Entries with figure data:
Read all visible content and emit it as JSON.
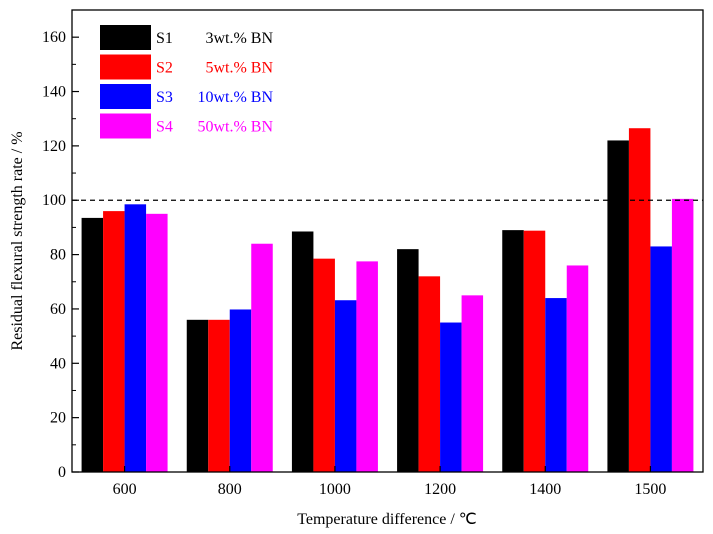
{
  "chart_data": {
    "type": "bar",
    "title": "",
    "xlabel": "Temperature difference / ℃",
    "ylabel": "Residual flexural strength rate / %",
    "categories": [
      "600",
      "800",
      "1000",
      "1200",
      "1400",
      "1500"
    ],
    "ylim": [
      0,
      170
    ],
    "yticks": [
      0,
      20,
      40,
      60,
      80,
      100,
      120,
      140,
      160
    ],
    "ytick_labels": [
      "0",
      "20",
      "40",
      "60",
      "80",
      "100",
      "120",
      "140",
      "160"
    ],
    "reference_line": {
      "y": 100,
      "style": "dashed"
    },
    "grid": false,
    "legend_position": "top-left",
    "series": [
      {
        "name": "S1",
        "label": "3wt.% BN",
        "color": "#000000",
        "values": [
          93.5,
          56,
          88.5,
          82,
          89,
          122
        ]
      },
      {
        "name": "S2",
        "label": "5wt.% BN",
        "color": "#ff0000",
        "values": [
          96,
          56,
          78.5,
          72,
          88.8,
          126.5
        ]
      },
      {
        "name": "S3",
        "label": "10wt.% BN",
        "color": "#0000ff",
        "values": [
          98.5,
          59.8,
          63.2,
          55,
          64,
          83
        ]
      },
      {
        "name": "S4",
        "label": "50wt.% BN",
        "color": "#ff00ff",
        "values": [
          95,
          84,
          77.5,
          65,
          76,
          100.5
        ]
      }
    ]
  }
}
--
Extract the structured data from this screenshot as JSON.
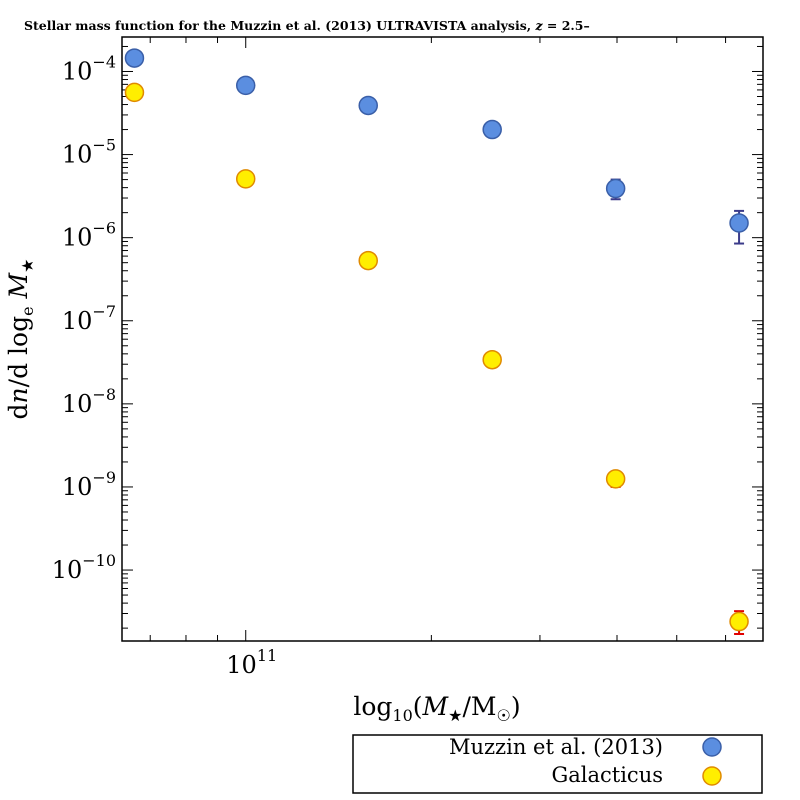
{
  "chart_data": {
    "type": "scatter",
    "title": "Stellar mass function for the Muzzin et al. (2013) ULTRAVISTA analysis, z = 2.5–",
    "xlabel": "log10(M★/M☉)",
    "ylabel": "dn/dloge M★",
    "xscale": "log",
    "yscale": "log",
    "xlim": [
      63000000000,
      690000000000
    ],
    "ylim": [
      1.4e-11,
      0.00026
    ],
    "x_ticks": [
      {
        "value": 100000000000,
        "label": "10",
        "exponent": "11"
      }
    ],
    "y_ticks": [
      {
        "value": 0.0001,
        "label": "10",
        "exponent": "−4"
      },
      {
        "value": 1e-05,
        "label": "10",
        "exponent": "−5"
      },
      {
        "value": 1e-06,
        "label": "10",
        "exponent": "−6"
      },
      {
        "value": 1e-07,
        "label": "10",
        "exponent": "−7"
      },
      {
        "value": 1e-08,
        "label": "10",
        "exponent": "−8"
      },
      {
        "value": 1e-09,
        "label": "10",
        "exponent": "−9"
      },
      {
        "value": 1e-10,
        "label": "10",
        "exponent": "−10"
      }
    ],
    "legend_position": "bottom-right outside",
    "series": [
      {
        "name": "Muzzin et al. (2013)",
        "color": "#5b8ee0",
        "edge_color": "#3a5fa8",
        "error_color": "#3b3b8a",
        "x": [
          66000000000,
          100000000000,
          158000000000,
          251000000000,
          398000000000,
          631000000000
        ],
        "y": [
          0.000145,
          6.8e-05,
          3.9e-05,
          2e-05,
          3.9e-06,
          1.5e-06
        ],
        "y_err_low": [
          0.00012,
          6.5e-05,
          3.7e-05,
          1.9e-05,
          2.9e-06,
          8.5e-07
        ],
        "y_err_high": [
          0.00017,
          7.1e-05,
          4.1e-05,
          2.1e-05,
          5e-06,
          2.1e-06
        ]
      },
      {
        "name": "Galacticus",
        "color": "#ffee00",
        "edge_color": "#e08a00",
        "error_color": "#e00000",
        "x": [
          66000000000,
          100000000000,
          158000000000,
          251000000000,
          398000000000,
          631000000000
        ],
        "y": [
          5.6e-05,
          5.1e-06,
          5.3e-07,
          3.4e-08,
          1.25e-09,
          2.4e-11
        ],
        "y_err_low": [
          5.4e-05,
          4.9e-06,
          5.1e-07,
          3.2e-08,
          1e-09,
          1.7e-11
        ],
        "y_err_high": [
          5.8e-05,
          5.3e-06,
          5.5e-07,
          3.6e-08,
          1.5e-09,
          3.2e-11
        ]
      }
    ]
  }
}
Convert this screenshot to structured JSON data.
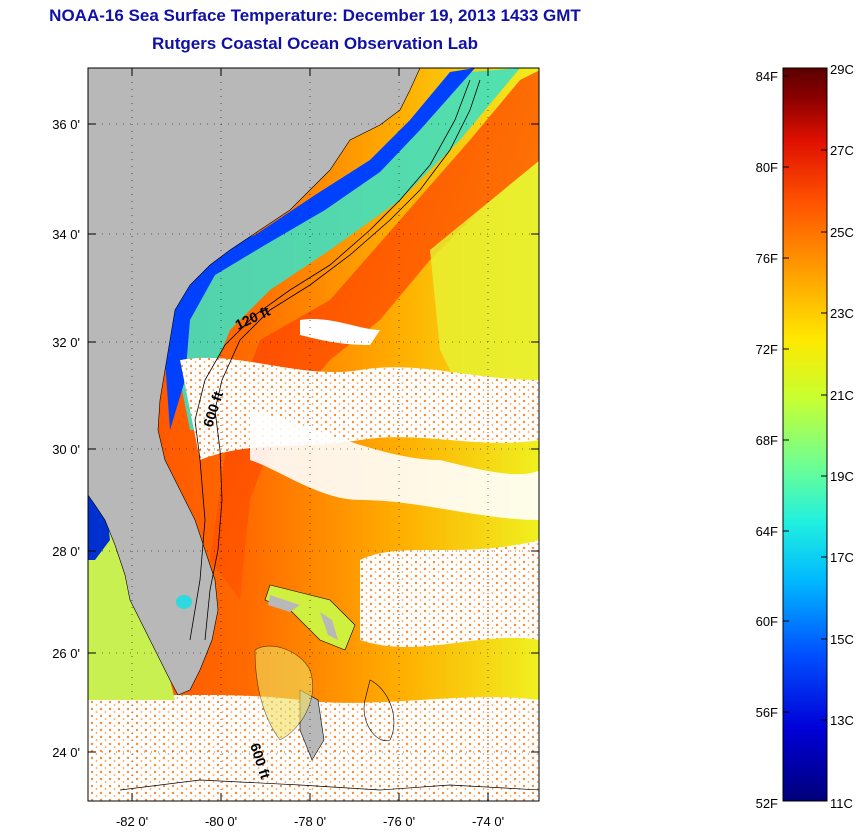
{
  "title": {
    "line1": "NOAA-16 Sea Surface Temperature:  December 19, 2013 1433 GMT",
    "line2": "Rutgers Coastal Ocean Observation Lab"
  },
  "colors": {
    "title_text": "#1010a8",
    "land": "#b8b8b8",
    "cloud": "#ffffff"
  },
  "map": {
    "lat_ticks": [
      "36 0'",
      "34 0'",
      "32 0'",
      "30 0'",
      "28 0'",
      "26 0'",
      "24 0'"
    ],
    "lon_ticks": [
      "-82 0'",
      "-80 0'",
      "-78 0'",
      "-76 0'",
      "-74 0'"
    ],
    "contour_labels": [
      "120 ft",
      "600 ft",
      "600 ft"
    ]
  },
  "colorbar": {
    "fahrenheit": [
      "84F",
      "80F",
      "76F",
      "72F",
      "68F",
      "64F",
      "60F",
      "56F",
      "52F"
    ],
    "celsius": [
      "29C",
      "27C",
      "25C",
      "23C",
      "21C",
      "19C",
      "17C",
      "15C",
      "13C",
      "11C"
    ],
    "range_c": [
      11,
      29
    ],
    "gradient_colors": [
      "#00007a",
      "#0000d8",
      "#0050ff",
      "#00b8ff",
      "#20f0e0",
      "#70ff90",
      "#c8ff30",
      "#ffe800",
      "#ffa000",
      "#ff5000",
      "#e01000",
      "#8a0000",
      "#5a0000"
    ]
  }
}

• **Task statement**: How many lines of these entries hold the string "structured"? Answer with the number alone.

• **Output of the task**: 2